▶ _Exercise prompt_:
Report the number of lines containing "Solar", with no other words.

▶ _Stored rows_:
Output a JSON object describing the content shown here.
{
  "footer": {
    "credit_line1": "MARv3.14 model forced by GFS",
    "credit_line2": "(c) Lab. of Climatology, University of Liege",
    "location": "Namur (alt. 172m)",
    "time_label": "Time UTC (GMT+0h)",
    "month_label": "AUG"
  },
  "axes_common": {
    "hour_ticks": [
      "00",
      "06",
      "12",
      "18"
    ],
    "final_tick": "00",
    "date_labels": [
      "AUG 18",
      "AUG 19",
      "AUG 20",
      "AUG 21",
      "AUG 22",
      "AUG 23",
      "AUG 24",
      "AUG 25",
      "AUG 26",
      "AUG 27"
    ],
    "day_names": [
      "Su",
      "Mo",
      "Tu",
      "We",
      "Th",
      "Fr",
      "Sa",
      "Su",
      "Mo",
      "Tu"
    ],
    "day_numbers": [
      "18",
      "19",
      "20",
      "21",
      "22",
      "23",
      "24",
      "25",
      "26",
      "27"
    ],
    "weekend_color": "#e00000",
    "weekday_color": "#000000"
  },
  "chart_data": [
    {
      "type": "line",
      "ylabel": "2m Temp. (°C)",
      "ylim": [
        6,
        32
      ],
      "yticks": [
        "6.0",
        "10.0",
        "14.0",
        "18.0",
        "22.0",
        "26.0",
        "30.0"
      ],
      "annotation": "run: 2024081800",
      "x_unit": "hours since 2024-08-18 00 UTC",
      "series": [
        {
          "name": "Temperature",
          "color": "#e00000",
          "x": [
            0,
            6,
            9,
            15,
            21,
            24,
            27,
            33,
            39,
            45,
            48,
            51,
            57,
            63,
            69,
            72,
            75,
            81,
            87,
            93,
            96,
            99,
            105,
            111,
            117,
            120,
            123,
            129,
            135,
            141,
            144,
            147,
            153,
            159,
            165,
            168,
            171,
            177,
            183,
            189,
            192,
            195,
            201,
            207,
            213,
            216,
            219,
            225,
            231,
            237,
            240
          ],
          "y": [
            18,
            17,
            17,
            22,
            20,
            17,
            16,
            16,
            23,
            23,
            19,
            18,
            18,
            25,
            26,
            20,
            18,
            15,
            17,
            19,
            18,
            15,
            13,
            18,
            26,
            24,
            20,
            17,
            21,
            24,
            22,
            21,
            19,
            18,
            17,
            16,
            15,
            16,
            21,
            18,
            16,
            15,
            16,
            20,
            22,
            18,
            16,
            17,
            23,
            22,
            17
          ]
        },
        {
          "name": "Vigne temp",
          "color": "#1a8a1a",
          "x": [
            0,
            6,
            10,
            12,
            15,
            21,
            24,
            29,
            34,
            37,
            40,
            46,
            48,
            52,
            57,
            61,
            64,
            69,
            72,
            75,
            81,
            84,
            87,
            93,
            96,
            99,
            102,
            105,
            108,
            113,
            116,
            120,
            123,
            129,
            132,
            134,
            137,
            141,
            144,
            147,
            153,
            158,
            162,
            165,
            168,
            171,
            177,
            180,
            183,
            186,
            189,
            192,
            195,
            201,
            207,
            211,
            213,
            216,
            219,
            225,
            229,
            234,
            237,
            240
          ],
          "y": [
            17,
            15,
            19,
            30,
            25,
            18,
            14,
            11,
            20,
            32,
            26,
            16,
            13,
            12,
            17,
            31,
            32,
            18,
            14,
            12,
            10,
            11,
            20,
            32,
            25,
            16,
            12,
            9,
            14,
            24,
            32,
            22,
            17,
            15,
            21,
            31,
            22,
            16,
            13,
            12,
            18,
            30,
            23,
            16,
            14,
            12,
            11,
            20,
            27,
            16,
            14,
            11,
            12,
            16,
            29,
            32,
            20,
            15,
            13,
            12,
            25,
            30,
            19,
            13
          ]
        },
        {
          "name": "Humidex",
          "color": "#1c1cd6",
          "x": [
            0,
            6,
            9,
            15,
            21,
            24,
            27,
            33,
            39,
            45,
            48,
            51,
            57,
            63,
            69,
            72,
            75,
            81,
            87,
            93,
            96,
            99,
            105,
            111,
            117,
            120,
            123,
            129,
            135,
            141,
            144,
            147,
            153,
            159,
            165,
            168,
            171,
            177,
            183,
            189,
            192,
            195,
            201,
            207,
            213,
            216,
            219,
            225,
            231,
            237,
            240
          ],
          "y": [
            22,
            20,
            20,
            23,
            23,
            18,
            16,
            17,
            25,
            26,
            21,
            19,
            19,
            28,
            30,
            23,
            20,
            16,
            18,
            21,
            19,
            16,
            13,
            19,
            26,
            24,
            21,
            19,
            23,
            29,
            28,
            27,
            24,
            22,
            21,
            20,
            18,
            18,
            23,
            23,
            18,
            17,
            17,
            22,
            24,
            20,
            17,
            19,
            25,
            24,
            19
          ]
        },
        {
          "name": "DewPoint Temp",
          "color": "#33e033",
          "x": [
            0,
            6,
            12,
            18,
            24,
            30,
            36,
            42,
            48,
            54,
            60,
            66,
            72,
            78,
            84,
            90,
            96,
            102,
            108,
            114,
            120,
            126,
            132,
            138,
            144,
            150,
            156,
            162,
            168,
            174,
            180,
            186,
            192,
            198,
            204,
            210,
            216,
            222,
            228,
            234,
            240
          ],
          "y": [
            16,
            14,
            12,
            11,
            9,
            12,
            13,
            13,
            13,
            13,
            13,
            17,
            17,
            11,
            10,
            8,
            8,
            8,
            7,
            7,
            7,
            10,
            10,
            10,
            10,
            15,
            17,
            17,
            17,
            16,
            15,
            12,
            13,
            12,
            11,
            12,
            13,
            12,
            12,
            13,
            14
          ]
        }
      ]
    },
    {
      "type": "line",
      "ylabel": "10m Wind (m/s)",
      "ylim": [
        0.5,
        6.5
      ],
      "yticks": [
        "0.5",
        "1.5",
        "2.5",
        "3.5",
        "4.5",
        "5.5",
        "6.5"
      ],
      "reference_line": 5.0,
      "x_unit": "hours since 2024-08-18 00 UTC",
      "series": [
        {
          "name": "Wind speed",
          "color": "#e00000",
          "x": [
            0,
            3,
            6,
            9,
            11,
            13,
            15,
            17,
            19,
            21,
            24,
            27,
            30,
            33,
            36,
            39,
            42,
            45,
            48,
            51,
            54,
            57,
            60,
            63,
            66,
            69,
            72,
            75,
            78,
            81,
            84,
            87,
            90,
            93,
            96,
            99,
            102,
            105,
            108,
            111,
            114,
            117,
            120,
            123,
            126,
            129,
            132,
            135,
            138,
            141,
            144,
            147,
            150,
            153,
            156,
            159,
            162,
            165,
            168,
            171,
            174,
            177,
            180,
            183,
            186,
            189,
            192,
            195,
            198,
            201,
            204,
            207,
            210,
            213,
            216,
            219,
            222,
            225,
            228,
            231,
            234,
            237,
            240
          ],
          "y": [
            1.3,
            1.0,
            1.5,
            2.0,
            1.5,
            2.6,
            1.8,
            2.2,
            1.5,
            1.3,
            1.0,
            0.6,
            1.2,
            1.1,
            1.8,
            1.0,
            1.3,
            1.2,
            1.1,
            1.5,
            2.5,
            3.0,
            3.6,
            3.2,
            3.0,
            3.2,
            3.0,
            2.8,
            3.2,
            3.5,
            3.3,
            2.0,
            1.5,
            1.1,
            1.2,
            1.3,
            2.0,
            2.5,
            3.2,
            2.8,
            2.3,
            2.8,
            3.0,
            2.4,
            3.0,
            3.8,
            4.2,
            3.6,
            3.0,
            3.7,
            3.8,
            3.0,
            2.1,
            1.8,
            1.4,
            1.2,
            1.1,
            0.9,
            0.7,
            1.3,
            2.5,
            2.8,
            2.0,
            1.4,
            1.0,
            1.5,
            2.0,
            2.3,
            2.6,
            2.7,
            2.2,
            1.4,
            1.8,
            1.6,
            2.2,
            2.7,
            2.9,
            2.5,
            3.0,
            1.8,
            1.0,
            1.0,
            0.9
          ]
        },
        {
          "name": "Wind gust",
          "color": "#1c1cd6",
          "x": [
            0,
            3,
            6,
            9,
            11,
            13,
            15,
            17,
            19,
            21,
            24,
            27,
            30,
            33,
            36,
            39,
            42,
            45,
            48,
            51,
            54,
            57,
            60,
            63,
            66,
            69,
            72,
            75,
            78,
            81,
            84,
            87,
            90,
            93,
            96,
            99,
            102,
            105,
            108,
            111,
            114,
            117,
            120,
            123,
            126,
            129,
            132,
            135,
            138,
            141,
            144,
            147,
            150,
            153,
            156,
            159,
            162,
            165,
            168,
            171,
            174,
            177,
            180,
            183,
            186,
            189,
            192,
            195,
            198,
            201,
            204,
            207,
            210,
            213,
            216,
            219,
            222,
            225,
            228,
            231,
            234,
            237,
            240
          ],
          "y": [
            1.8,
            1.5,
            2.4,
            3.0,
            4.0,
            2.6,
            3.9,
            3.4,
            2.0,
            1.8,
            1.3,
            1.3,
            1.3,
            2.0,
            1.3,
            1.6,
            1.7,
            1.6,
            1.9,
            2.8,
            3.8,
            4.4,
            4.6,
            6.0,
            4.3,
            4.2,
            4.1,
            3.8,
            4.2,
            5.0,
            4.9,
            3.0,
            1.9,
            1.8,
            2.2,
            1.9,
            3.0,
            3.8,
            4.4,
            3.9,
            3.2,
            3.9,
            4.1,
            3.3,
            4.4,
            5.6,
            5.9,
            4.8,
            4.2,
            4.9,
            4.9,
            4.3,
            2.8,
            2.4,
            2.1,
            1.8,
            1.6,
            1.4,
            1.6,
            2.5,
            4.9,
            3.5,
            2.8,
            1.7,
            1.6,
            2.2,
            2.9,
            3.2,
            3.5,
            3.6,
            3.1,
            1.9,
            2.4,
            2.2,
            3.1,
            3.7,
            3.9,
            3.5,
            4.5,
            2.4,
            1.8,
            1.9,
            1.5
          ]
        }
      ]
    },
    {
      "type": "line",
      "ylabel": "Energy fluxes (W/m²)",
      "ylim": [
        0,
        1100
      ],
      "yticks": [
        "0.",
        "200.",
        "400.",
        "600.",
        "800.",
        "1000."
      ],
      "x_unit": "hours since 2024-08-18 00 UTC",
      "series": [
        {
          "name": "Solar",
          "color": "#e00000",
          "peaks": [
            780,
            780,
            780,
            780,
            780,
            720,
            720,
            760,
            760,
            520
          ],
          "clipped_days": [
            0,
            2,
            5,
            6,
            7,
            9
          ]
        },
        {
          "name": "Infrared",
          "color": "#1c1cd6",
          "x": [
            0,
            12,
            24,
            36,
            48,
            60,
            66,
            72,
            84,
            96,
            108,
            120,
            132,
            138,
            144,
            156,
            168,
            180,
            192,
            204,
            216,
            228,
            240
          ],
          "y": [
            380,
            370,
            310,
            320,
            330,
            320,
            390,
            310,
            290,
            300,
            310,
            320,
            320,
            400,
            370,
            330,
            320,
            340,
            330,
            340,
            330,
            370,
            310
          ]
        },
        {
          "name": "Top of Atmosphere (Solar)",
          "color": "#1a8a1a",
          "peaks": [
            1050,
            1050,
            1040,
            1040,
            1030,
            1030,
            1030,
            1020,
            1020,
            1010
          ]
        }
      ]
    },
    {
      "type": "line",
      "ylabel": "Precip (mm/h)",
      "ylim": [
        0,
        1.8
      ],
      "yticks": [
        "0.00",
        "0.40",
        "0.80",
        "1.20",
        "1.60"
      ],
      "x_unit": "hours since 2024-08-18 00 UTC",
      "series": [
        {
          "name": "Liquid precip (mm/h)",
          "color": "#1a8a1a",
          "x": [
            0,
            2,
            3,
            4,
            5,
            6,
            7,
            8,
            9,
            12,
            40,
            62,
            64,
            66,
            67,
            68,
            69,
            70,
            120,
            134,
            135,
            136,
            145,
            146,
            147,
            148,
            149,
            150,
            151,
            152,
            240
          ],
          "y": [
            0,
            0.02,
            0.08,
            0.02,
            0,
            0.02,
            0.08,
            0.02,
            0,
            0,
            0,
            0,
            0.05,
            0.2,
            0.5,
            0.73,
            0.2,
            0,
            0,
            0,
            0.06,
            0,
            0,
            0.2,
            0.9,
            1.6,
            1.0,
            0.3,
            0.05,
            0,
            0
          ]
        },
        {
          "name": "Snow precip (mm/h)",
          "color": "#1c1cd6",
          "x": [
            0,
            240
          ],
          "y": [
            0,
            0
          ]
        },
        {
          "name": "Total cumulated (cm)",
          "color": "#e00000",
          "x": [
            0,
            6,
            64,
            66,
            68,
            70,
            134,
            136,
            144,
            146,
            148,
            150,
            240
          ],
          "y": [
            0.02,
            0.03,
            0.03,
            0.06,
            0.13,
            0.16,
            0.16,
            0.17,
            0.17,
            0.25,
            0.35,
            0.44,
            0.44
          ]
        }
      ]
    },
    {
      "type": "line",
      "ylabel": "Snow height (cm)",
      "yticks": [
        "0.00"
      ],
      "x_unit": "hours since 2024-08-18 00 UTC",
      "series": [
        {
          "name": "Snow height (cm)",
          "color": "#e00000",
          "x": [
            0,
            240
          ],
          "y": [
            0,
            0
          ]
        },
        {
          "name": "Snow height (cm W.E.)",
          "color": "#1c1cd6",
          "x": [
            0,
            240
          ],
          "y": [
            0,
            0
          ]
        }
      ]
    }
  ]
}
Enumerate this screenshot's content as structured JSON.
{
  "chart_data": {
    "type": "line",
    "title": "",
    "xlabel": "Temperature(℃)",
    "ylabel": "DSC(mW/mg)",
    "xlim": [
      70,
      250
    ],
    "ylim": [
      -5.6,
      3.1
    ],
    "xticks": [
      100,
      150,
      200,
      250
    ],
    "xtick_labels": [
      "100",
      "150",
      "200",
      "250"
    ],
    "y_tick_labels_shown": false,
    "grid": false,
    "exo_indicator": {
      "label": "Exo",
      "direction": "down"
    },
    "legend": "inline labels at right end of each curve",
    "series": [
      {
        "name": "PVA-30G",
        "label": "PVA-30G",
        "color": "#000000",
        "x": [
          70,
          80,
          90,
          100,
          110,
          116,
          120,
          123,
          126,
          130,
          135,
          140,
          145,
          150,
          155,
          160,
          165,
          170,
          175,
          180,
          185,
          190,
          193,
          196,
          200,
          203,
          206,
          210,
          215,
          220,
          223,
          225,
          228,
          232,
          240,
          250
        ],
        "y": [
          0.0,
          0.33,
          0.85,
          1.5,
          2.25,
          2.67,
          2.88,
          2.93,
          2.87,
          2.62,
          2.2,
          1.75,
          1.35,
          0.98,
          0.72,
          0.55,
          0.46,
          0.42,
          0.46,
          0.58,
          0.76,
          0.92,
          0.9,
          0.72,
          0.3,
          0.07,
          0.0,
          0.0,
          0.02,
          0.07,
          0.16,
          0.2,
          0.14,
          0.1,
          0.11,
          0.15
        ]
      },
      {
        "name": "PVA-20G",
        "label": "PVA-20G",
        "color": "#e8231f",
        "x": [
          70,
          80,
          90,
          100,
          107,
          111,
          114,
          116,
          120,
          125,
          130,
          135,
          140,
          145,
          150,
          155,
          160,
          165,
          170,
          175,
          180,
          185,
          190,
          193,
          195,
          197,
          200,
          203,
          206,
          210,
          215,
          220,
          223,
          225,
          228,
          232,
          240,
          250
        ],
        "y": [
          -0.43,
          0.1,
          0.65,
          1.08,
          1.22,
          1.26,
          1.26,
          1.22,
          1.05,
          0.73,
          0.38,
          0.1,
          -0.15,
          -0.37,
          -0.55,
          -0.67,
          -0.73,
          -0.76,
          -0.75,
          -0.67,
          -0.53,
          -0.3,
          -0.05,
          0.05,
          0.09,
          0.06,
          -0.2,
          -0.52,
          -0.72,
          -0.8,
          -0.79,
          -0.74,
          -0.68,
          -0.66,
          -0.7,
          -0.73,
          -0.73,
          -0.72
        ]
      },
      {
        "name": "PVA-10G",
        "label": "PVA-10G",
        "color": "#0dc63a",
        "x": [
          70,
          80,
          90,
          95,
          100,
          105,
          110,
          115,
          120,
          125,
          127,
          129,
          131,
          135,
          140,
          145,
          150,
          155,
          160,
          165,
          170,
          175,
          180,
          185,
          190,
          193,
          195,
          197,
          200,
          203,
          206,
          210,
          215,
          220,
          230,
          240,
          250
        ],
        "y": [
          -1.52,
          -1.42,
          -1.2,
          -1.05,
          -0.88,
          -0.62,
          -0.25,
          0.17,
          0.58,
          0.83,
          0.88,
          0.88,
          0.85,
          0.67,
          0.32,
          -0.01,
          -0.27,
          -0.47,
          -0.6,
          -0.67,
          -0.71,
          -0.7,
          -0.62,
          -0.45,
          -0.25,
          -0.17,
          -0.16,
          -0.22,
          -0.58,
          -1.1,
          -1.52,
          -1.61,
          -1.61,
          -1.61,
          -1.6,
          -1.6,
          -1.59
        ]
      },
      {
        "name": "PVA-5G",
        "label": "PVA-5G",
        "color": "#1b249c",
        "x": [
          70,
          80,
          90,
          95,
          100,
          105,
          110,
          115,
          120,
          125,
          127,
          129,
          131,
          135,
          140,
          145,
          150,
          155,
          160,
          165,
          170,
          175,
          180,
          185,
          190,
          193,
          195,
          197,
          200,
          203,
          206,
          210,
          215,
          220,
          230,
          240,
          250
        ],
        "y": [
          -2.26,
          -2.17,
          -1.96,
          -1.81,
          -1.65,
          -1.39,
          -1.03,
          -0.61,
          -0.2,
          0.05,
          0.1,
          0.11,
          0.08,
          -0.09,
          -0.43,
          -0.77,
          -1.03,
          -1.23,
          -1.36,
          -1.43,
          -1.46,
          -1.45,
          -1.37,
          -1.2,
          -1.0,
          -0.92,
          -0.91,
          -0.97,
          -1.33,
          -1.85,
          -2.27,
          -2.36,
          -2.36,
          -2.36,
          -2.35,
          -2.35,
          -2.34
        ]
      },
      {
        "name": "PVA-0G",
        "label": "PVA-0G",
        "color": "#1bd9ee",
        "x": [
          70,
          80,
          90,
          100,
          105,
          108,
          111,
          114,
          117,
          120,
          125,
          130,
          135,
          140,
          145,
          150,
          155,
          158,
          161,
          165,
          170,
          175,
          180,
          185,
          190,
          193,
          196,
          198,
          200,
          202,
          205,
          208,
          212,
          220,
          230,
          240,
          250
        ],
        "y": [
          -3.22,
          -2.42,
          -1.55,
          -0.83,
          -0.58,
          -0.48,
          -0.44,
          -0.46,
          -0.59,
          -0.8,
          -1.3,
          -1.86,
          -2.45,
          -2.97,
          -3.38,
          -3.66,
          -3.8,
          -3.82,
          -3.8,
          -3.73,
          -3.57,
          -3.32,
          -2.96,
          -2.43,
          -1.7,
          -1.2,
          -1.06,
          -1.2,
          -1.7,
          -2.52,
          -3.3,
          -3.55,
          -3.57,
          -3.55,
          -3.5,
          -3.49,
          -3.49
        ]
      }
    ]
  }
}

▶ _Task answer_:
2